Excerpts from a figure dataset:

#####

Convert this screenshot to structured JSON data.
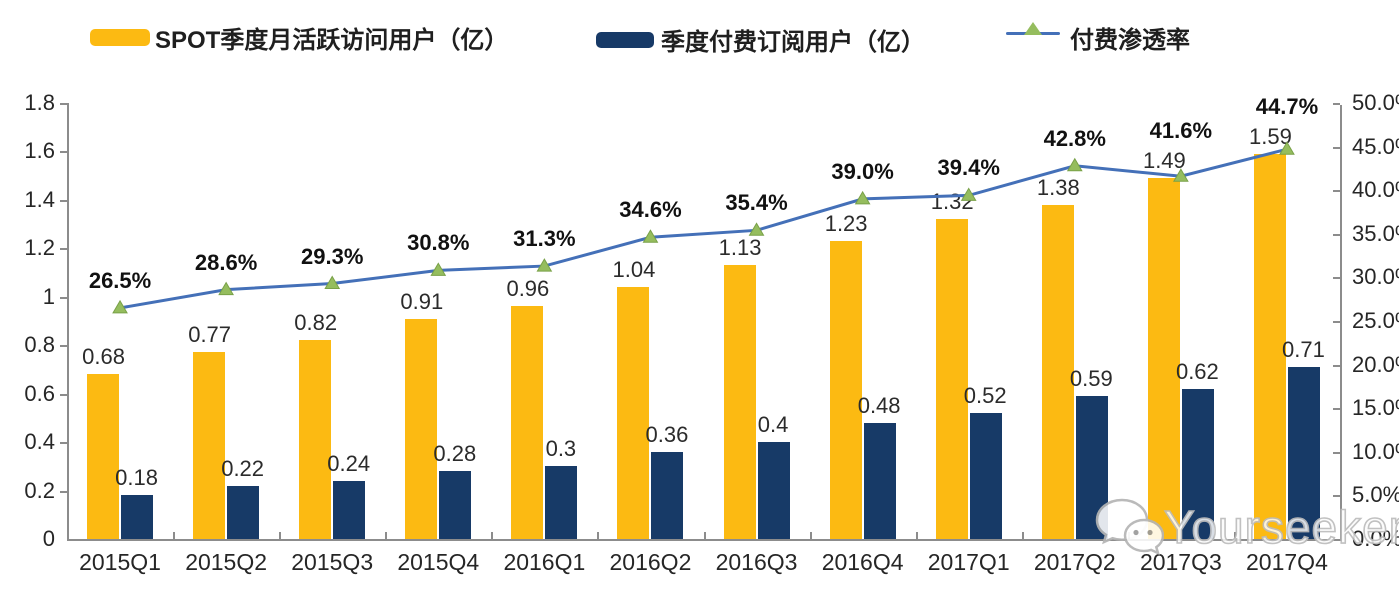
{
  "legend": [
    {
      "label": "SPOT季度月活跃访问用户（亿）",
      "swatch": "bar",
      "color": "#FCBA12"
    },
    {
      "label": "季度付费订阅用户（亿）",
      "swatch": "bar",
      "color": "#173A67"
    },
    {
      "label": "付费渗透率",
      "swatch": "line-triangle-marker",
      "color": "#4470B8",
      "marker_color": "#95BD5E"
    }
  ],
  "watermark": {
    "text": "Yourseeker",
    "icon": "wechat-icon"
  },
  "colors": {
    "mau_bar": "#FCBA12",
    "subs_bar": "#173A67",
    "line": "#4470B8",
    "marker_fill": "#95BD5E",
    "marker_stroke": "#79A148",
    "axis": "#8c8c8c"
  },
  "chart_data": {
    "type": "bar",
    "subtype": "grouped-bars-with-line-combo",
    "categories": [
      "2015Q1",
      "2015Q2",
      "2015Q3",
      "2015Q4",
      "2016Q1",
      "2016Q2",
      "2016Q3",
      "2016Q4",
      "2017Q1",
      "2017Q2",
      "2017Q3",
      "2017Q4"
    ],
    "series": [
      {
        "name": "SPOT季度月活跃访问用户（亿）",
        "type": "bar",
        "axis": "left",
        "values": [
          0.68,
          0.77,
          0.82,
          0.91,
          0.96,
          1.04,
          1.13,
          1.23,
          1.32,
          1.38,
          1.49,
          1.59
        ],
        "labels": [
          "0.68",
          "0.77",
          "0.82",
          "0.91",
          "0.96",
          "1.04",
          "1.13",
          "1.23",
          "1.32",
          "1.38",
          "1.49",
          "1.59"
        ]
      },
      {
        "name": "季度付费订阅用户（亿）",
        "type": "bar",
        "axis": "left",
        "values": [
          0.18,
          0.22,
          0.24,
          0.28,
          0.3,
          0.36,
          0.4,
          0.48,
          0.52,
          0.59,
          0.62,
          0.71
        ],
        "labels": [
          "0.18",
          "0.22",
          "0.24",
          "0.28",
          "0.3",
          "0.36",
          "0.4",
          "0.48",
          "0.52",
          "0.59",
          "0.62",
          "0.71"
        ]
      },
      {
        "name": "付费渗透率",
        "type": "line",
        "axis": "right",
        "values": [
          26.5,
          28.6,
          29.3,
          30.8,
          31.3,
          34.6,
          35.4,
          39.0,
          39.4,
          42.8,
          41.6,
          44.7
        ],
        "labels": [
          "26.5%",
          "28.6%",
          "29.3%",
          "30.8%",
          "31.3%",
          "34.6%",
          "35.4%",
          "39.0%",
          "39.4%",
          "42.8%",
          "41.6%",
          "44.7%"
        ]
      }
    ],
    "left_axis": {
      "min": 0,
      "max": 1.8,
      "step": 0.2,
      "ticks": [
        "0",
        "0.2",
        "0.4",
        "0.6",
        "0.8",
        "1",
        "1.2",
        "1.4",
        "1.6",
        "1.8"
      ]
    },
    "right_axis": {
      "min": 0,
      "max": 50,
      "step": 5,
      "ticks": [
        "0.0%",
        "5.0%",
        "10.0%",
        "15.0%",
        "20.0%",
        "25.0%",
        "30.0%",
        "35.0%",
        "40.0%",
        "45.0%",
        "50.0%"
      ]
    },
    "grid": false,
    "legend_position": "top"
  }
}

#####

Short exercise: Take the entries shown above and quote them verbatim, passing over the pictures.

Solution for this problem:
Convert this screenshot to structured JSON data.
{
  "legend": [
    {
      "label": "SPOT季度月活跃访问用户（亿）",
      "swatch": "bar",
      "color": "#FCBA12"
    },
    {
      "label": "季度付费订阅用户（亿）",
      "swatch": "bar",
      "color": "#173A67"
    },
    {
      "label": "付费渗透率",
      "swatch": "line-triangle-marker",
      "color": "#4470B8",
      "marker_color": "#95BD5E"
    }
  ],
  "watermark": {
    "text": "Yourseeker",
    "icon": "wechat-icon"
  },
  "colors": {
    "mau_bar": "#FCBA12",
    "subs_bar": "#173A67",
    "line": "#4470B8",
    "marker_fill": "#95BD5E",
    "marker_stroke": "#79A148",
    "axis": "#8c8c8c"
  },
  "chart_data": {
    "type": "bar",
    "subtype": "grouped-bars-with-line-combo",
    "categories": [
      "2015Q1",
      "2015Q2",
      "2015Q3",
      "2015Q4",
      "2016Q1",
      "2016Q2",
      "2016Q3",
      "2016Q4",
      "2017Q1",
      "2017Q2",
      "2017Q3",
      "2017Q4"
    ],
    "series": [
      {
        "name": "SPOT季度月活跃访问用户（亿）",
        "type": "bar",
        "axis": "left",
        "values": [
          0.68,
          0.77,
          0.82,
          0.91,
          0.96,
          1.04,
          1.13,
          1.23,
          1.32,
          1.38,
          1.49,
          1.59
        ],
        "labels": [
          "0.68",
          "0.77",
          "0.82",
          "0.91",
          "0.96",
          "1.04",
          "1.13",
          "1.23",
          "1.32",
          "1.38",
          "1.49",
          "1.59"
        ]
      },
      {
        "name": "季度付费订阅用户（亿）",
        "type": "bar",
        "axis": "left",
        "values": [
          0.18,
          0.22,
          0.24,
          0.28,
          0.3,
          0.36,
          0.4,
          0.48,
          0.52,
          0.59,
          0.62,
          0.71
        ],
        "labels": [
          "0.18",
          "0.22",
          "0.24",
          "0.28",
          "0.3",
          "0.36",
          "0.4",
          "0.48",
          "0.52",
          "0.59",
          "0.62",
          "0.71"
        ]
      },
      {
        "name": "付费渗透率",
        "type": "line",
        "axis": "right",
        "values": [
          26.5,
          28.6,
          29.3,
          30.8,
          31.3,
          34.6,
          35.4,
          39.0,
          39.4,
          42.8,
          41.6,
          44.7
        ],
        "labels": [
          "26.5%",
          "28.6%",
          "29.3%",
          "30.8%",
          "31.3%",
          "34.6%",
          "35.4%",
          "39.0%",
          "39.4%",
          "42.8%",
          "41.6%",
          "44.7%"
        ]
      }
    ],
    "left_axis": {
      "min": 0,
      "max": 1.8,
      "step": 0.2,
      "ticks": [
        "0",
        "0.2",
        "0.4",
        "0.6",
        "0.8",
        "1",
        "1.2",
        "1.4",
        "1.6",
        "1.8"
      ]
    },
    "right_axis": {
      "min": 0,
      "max": 50,
      "step": 5,
      "ticks": [
        "0.0%",
        "5.0%",
        "10.0%",
        "15.0%",
        "20.0%",
        "25.0%",
        "30.0%",
        "35.0%",
        "40.0%",
        "45.0%",
        "50.0%"
      ]
    },
    "grid": false,
    "legend_position": "top"
  }
}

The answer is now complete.